Extracted records ▸
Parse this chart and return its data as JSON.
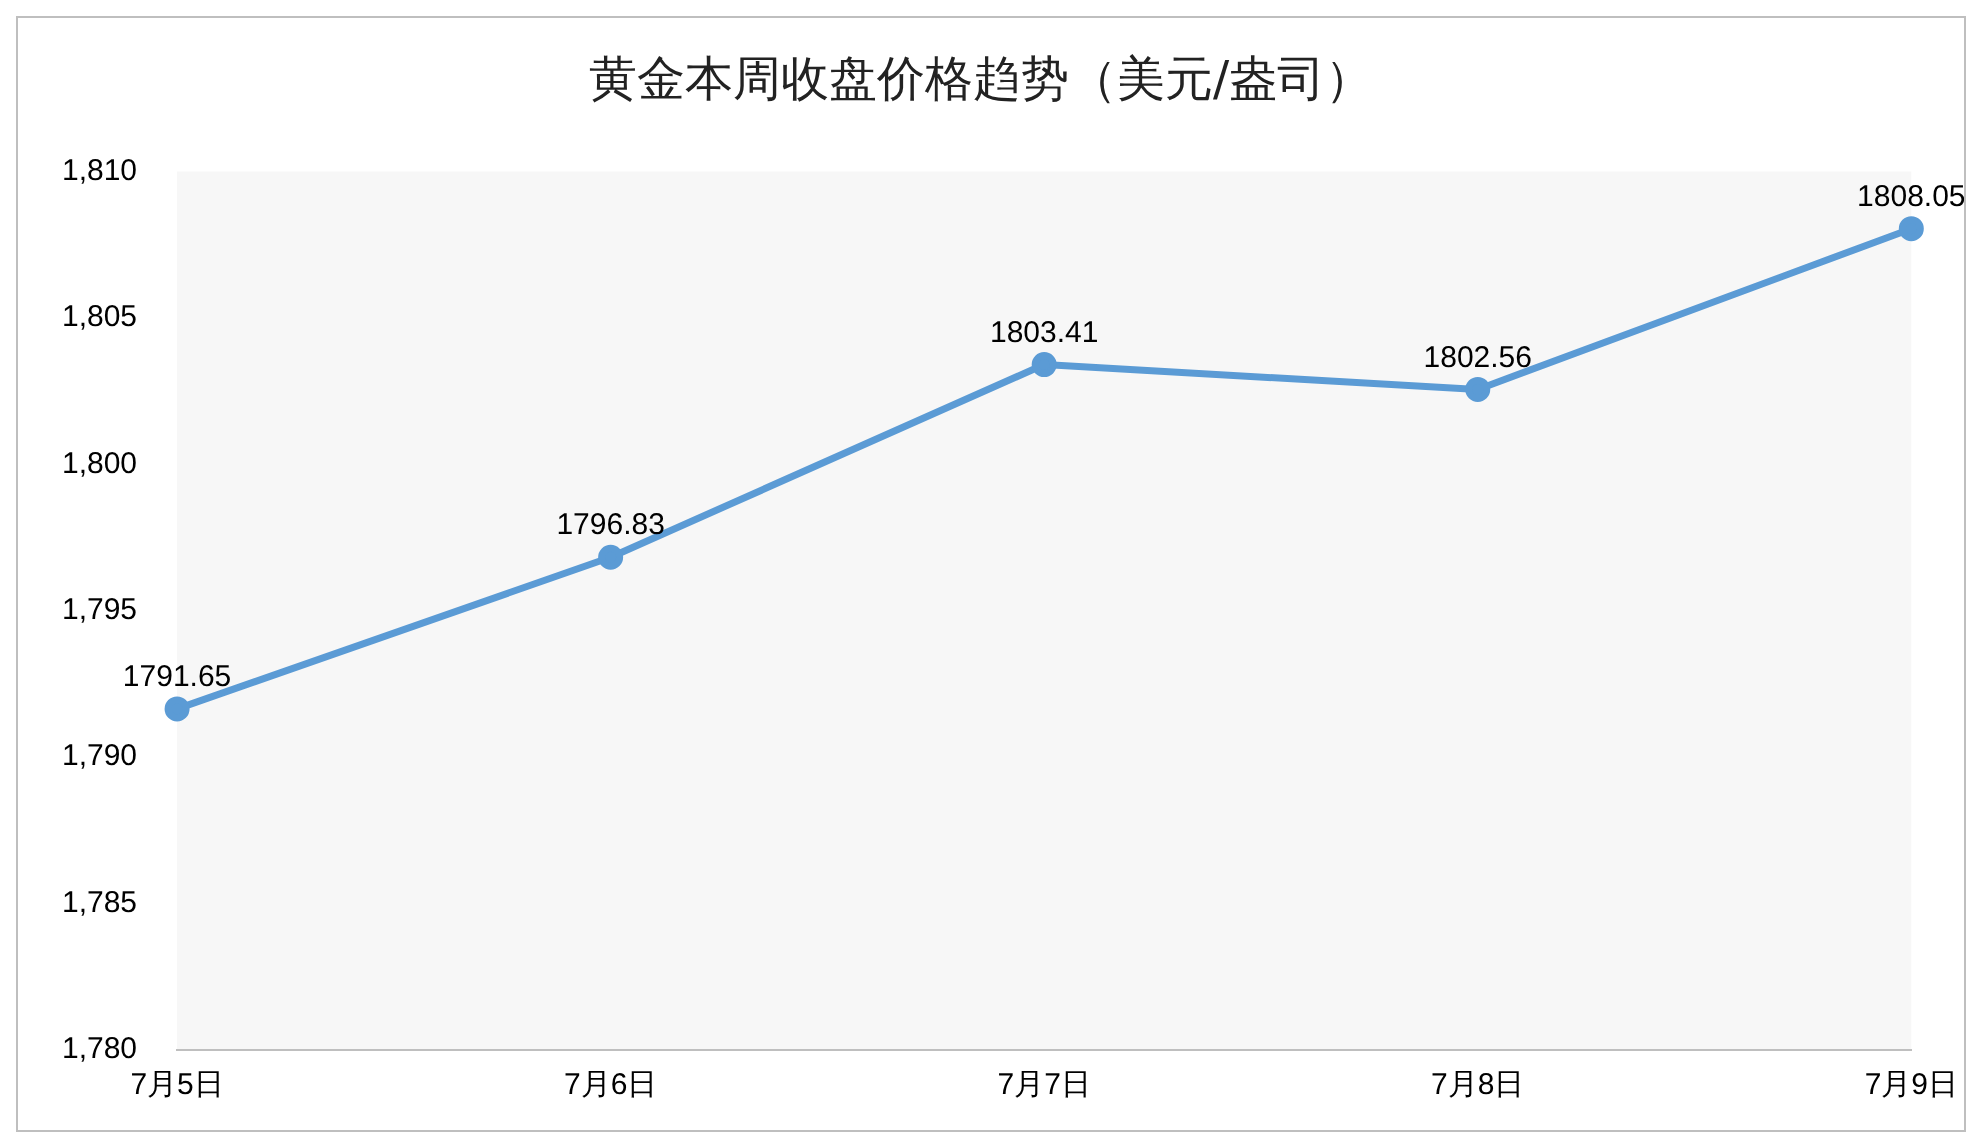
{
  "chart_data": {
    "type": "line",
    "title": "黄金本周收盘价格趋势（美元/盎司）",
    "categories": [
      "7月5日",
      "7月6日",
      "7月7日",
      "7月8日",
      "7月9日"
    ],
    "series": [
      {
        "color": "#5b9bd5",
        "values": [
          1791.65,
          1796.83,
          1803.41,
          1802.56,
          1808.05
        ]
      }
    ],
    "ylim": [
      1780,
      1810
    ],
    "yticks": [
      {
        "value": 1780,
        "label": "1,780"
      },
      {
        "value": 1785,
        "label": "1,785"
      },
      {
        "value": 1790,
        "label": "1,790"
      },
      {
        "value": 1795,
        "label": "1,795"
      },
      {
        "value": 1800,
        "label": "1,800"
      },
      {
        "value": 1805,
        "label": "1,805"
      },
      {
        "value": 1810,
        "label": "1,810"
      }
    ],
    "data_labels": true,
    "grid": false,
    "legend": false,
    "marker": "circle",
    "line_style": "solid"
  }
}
...
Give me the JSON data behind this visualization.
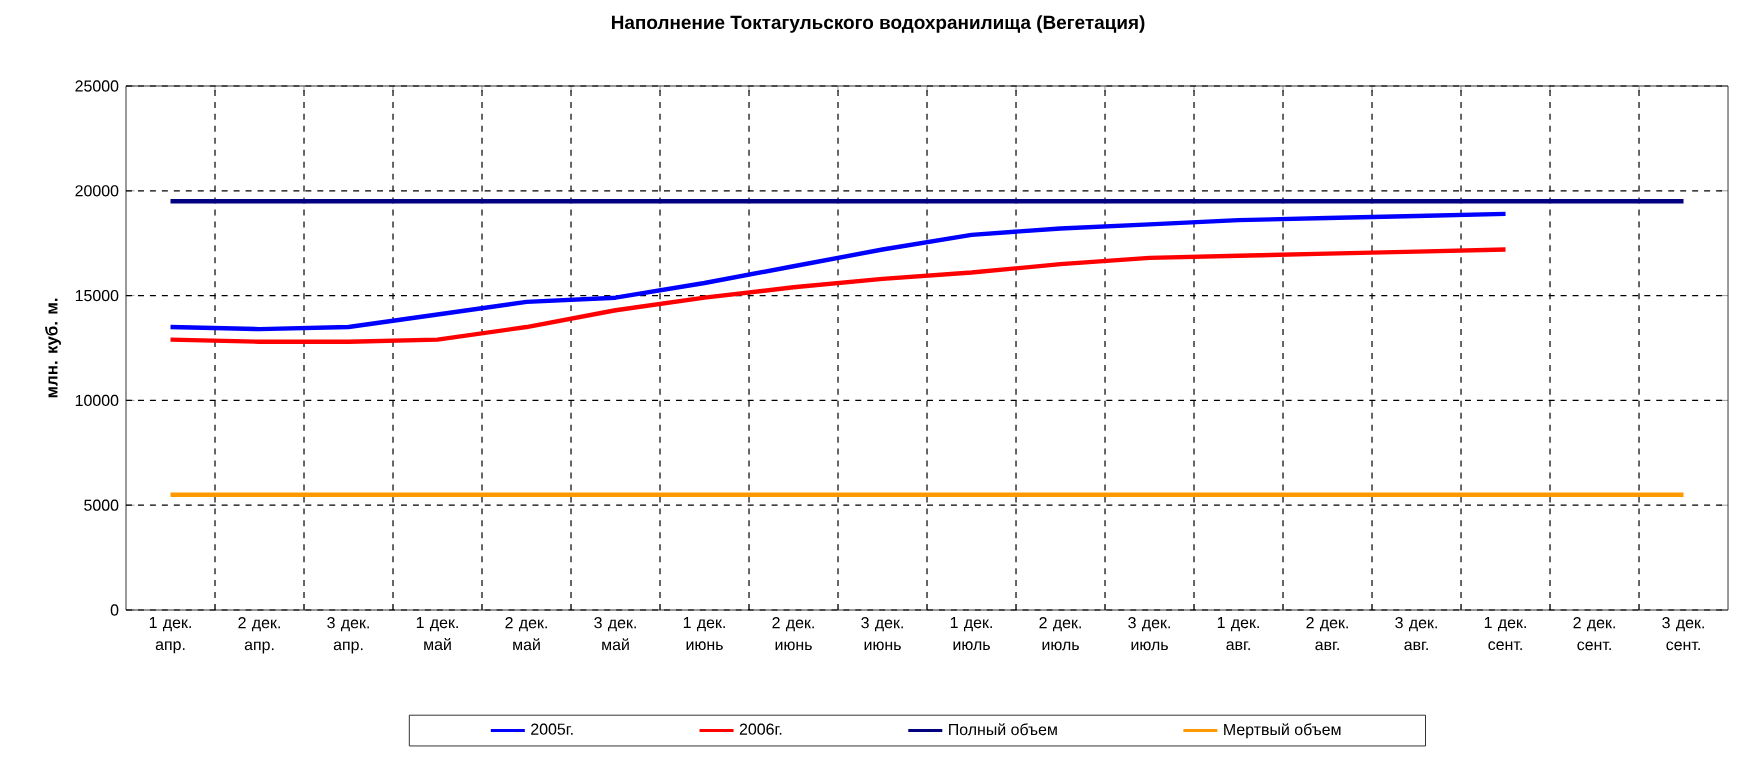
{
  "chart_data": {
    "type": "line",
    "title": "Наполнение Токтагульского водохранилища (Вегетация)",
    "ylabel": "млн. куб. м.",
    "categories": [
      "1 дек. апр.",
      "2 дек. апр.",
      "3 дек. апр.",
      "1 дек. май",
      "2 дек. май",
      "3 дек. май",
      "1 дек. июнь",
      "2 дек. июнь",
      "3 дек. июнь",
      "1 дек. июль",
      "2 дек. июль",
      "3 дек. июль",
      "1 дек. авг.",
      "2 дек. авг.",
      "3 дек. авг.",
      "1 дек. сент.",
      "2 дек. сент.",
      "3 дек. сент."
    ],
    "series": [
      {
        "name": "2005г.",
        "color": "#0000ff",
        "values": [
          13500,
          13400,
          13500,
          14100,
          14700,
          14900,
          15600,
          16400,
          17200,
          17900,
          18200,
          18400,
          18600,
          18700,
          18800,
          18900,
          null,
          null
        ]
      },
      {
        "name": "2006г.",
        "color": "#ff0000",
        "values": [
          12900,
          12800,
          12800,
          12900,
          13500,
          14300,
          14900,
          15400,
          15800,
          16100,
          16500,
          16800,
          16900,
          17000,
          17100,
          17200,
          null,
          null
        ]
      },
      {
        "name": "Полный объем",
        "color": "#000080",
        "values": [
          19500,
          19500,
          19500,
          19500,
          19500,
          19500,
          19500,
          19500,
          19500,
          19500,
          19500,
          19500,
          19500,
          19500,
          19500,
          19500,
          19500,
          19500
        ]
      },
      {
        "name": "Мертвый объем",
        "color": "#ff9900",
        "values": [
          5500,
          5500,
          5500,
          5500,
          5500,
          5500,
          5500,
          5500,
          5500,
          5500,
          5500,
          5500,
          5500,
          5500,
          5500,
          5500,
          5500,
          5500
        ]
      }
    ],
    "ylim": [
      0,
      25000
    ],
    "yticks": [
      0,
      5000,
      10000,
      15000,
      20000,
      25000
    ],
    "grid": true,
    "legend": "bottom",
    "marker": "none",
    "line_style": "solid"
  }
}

Set task ▸ Select and copy every line of the listing with the word "color".

Written solution ▸
        "color": "#5b9bd5",
        "color": "#0000ff",
        "color": "#ff0000",
        "color": "#000080",
        "color": "#ff9900",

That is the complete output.